# start of Records shown

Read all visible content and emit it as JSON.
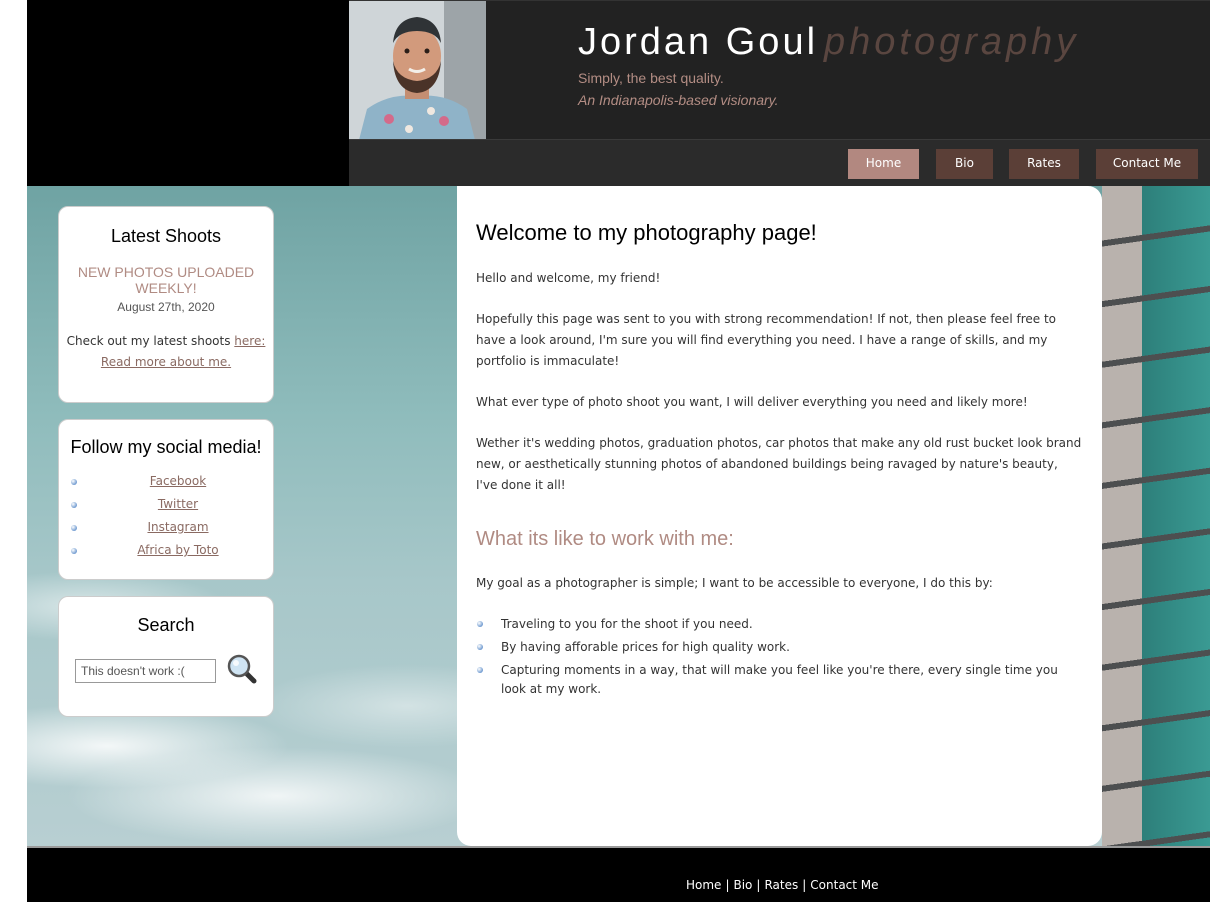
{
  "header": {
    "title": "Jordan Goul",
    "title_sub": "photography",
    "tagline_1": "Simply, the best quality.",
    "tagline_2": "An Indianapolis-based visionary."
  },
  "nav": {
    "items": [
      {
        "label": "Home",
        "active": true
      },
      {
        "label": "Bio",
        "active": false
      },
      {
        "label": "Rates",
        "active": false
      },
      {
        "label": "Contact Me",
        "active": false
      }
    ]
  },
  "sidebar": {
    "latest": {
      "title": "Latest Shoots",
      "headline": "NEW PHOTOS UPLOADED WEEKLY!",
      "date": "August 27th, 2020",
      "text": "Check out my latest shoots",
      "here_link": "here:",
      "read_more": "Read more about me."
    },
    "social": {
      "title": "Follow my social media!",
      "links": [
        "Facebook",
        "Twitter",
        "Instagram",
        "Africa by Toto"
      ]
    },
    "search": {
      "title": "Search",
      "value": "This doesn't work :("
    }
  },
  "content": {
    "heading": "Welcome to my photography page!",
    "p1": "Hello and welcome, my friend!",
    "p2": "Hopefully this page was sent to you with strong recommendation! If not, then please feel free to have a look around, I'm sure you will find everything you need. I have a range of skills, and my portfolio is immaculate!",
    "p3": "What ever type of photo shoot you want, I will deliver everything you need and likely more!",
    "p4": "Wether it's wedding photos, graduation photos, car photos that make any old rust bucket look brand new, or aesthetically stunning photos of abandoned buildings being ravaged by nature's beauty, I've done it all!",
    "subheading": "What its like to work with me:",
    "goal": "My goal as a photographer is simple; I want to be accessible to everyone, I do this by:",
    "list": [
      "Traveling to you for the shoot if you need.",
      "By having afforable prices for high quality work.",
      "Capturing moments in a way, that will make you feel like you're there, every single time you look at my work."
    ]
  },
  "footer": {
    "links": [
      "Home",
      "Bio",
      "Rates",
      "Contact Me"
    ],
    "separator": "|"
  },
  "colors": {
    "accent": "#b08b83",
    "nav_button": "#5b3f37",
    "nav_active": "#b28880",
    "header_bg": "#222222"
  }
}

# end of Records shown

== Goal ==
Reproduce each line holding the word "label".

== Solution to the problem ==
        "label": "Home",
        "label": "Bio",
        "label": "Rates",
        "label": "Contact Me",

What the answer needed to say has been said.